- [Short task]: Find the string "Wahrheit" and gather every line that holds it.

- [Supplied data]:
* * * *
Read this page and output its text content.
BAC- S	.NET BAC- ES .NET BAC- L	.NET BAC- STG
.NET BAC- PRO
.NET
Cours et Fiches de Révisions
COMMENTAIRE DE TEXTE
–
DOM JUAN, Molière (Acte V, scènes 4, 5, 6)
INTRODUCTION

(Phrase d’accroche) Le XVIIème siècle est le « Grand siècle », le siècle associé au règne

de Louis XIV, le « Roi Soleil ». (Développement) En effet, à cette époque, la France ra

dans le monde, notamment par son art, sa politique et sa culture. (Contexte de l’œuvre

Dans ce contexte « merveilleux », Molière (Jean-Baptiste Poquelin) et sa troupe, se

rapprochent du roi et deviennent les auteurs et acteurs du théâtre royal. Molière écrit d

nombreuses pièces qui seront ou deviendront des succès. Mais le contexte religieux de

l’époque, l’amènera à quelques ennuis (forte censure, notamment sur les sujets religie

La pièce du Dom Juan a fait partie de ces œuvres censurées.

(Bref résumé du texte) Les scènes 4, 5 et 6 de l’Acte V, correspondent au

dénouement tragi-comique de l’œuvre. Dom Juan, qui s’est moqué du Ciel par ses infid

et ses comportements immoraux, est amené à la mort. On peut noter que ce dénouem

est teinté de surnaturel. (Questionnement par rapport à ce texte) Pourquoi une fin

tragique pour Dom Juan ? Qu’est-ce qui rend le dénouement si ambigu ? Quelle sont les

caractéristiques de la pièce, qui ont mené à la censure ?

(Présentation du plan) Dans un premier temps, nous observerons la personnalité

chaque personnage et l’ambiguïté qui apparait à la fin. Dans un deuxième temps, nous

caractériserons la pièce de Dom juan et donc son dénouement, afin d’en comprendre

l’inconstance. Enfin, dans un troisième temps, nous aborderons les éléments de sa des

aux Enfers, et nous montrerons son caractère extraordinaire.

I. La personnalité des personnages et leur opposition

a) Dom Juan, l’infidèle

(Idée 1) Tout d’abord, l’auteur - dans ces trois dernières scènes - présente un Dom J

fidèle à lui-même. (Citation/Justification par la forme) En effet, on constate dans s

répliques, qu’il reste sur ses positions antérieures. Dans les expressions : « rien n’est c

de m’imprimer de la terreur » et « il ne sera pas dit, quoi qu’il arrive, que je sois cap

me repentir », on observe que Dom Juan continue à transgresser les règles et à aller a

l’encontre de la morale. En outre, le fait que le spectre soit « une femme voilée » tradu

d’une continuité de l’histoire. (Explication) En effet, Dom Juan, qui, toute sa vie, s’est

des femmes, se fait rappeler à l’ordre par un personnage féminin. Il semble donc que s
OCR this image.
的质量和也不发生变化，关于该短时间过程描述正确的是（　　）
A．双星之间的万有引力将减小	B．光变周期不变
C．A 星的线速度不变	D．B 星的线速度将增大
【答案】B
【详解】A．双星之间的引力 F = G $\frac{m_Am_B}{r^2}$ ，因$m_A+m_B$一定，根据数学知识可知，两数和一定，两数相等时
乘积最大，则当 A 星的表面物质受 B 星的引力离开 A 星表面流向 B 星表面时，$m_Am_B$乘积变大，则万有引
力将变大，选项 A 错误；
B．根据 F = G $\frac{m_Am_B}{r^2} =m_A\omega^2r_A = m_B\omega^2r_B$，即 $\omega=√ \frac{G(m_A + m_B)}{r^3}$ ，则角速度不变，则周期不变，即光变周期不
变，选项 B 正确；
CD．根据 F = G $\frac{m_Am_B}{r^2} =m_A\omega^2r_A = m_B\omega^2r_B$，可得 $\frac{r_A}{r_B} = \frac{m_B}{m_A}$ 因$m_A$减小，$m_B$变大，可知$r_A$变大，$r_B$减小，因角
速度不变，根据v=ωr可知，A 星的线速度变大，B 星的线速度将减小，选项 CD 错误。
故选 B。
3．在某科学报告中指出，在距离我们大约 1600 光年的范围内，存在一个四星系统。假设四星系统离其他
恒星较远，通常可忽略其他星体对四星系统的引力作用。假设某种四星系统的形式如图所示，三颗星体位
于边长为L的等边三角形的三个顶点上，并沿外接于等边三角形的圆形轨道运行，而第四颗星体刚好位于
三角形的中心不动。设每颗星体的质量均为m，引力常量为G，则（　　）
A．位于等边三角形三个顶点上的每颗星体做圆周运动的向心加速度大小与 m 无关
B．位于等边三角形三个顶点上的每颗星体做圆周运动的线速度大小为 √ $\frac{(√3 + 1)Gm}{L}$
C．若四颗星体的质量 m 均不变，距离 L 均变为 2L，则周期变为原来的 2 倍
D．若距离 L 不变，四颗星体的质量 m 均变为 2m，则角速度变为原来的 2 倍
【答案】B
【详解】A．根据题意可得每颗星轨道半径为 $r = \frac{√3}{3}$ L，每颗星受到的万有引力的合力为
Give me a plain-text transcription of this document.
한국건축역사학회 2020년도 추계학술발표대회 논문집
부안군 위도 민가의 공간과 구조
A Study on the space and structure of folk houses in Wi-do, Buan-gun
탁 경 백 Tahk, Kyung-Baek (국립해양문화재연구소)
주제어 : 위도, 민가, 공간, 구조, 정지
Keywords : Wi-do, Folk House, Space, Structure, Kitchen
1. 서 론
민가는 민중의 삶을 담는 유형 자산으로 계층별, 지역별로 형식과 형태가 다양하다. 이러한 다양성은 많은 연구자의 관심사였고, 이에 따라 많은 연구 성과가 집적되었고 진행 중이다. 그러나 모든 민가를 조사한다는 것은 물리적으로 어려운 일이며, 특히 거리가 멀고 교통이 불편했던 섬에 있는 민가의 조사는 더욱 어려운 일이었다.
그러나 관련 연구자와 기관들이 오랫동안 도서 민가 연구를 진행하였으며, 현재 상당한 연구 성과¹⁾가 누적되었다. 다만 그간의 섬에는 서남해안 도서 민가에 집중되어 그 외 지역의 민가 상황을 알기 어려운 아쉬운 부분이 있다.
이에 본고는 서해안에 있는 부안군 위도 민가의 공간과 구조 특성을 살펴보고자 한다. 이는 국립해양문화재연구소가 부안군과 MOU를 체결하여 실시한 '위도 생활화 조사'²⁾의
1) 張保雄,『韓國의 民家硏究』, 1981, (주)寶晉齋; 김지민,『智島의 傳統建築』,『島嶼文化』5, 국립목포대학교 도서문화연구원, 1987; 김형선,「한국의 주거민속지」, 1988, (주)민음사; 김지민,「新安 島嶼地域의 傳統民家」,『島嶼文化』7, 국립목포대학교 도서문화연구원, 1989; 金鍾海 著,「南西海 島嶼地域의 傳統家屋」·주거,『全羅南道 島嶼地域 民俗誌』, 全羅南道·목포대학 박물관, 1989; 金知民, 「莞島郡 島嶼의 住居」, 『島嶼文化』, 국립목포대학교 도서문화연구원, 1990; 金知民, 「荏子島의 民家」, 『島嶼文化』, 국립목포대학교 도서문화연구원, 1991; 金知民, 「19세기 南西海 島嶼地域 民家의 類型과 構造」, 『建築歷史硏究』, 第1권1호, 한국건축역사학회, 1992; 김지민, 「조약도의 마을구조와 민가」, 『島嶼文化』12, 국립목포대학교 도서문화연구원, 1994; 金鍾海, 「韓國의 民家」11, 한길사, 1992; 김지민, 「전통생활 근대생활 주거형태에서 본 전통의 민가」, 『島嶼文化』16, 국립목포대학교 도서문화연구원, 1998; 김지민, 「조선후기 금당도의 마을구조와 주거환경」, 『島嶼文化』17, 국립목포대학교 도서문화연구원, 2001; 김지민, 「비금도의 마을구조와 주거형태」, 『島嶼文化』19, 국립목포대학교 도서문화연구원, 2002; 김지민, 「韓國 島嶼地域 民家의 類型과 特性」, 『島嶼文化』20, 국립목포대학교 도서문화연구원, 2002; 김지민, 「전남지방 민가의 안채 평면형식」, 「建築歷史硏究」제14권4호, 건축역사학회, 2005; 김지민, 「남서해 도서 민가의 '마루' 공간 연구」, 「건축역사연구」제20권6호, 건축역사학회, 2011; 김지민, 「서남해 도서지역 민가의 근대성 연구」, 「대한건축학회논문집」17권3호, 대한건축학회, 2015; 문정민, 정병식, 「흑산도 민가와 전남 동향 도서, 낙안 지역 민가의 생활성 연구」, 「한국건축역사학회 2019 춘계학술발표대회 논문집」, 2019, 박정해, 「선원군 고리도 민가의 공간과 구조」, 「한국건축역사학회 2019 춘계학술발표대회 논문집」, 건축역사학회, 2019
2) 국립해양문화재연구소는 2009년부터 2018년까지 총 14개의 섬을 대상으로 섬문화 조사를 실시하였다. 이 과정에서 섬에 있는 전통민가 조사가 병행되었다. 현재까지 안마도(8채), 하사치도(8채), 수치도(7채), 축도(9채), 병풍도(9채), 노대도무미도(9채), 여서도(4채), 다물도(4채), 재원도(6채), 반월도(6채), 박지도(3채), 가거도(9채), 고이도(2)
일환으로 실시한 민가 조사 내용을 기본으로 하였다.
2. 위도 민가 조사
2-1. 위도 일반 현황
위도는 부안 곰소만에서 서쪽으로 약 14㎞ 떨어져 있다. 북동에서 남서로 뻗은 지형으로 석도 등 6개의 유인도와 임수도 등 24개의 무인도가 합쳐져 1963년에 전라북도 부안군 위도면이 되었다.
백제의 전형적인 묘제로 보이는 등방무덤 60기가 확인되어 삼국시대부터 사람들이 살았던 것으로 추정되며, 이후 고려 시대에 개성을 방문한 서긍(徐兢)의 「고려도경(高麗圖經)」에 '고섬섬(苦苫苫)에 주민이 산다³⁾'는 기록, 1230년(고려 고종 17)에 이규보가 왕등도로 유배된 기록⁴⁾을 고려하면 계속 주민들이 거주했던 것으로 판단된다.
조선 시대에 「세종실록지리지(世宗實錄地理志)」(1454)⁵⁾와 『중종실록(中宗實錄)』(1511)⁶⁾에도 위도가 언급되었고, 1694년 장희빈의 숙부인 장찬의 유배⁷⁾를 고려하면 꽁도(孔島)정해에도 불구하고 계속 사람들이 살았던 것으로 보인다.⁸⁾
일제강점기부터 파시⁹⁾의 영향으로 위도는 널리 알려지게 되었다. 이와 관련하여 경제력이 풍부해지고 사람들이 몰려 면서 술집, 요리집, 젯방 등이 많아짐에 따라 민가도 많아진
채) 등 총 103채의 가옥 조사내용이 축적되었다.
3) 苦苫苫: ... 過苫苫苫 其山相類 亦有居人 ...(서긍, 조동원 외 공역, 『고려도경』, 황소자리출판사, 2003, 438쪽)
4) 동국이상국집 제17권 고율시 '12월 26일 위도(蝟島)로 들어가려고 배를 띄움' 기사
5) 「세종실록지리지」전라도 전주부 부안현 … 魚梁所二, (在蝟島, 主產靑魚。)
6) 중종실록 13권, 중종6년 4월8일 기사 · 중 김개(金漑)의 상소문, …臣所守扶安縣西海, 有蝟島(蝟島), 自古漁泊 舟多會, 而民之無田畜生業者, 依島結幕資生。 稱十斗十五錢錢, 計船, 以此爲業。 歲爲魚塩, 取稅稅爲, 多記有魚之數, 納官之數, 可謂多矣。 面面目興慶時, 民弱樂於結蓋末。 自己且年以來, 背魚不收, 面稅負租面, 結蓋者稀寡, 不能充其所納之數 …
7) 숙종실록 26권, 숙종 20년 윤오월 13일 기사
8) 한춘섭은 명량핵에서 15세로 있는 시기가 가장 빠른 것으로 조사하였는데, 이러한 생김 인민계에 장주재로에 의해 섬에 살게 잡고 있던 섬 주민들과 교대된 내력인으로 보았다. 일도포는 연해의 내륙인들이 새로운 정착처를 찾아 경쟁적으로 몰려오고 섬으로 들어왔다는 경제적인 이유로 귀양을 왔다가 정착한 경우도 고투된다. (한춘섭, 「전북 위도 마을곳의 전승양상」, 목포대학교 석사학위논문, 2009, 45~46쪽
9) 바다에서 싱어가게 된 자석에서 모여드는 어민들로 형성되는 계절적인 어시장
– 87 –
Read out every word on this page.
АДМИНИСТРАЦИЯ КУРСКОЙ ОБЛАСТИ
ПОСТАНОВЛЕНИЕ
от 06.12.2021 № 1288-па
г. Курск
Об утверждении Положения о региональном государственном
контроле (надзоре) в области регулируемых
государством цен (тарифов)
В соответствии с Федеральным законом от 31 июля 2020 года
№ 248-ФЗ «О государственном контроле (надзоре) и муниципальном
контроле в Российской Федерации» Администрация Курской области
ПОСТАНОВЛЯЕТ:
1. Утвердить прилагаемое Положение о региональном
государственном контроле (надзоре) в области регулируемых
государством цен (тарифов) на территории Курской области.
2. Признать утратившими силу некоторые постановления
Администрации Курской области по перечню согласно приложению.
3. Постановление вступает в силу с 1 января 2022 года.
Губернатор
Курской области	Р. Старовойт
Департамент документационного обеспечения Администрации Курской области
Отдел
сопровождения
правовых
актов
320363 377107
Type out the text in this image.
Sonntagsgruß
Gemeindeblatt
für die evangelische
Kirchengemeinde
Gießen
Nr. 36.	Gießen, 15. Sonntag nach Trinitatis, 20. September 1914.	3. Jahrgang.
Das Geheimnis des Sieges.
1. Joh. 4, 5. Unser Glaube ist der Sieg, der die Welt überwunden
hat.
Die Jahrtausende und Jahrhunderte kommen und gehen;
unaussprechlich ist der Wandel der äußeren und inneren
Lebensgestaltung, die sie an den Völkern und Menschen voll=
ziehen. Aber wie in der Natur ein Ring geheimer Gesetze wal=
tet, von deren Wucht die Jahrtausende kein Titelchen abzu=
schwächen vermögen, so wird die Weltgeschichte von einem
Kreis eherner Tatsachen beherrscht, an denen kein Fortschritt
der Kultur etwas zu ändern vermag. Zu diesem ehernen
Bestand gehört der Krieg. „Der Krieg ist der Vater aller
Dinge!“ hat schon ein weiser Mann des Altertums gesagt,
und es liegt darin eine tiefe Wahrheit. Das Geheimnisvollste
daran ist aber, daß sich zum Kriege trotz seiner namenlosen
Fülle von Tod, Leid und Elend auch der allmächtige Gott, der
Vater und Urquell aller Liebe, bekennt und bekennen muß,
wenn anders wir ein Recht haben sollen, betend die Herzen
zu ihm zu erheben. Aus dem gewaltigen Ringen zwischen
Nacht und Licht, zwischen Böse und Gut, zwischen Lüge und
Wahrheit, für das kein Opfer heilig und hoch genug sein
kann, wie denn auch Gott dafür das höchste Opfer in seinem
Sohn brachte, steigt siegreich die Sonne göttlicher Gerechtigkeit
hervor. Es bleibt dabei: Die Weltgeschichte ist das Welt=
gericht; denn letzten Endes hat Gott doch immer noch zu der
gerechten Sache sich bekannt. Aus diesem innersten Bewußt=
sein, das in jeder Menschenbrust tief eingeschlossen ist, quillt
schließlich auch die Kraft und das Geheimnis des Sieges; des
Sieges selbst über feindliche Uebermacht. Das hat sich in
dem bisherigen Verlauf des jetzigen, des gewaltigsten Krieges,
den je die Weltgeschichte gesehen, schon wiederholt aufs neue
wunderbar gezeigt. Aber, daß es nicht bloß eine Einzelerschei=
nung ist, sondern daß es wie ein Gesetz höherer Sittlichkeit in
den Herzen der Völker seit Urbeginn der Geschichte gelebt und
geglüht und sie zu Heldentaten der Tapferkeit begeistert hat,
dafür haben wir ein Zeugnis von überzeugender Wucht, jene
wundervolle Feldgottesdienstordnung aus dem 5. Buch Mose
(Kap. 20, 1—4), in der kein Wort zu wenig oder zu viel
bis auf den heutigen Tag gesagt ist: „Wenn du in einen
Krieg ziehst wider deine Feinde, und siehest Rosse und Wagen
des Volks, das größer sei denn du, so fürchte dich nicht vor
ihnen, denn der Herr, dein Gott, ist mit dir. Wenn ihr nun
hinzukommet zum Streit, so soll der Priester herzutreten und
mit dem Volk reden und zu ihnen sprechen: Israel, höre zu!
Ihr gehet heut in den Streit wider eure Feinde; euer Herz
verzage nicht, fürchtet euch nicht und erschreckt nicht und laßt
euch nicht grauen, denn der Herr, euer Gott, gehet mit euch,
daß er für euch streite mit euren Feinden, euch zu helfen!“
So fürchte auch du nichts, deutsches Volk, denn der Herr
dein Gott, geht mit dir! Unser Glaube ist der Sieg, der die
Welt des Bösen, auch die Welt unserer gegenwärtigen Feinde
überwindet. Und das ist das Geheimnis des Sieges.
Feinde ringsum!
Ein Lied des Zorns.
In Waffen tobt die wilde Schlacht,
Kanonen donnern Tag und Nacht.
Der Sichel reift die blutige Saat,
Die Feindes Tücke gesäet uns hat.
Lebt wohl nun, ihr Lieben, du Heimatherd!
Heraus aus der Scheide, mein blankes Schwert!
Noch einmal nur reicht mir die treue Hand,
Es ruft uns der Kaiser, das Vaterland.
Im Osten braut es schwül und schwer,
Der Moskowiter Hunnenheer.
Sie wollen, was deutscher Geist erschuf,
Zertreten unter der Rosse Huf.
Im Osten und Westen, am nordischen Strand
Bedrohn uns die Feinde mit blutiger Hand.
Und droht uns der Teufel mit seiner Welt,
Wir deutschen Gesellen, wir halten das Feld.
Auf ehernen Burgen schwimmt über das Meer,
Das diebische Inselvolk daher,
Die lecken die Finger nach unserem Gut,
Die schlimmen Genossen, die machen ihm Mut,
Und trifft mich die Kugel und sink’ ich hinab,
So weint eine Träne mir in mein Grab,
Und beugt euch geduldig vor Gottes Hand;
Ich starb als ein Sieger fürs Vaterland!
* * * *
- [Solution]:
und es liegt darin eine tiefe Wahrheit. Das Geheimnisvollste
Wahrheit, für das kein Opfer heilig und hoch genug sein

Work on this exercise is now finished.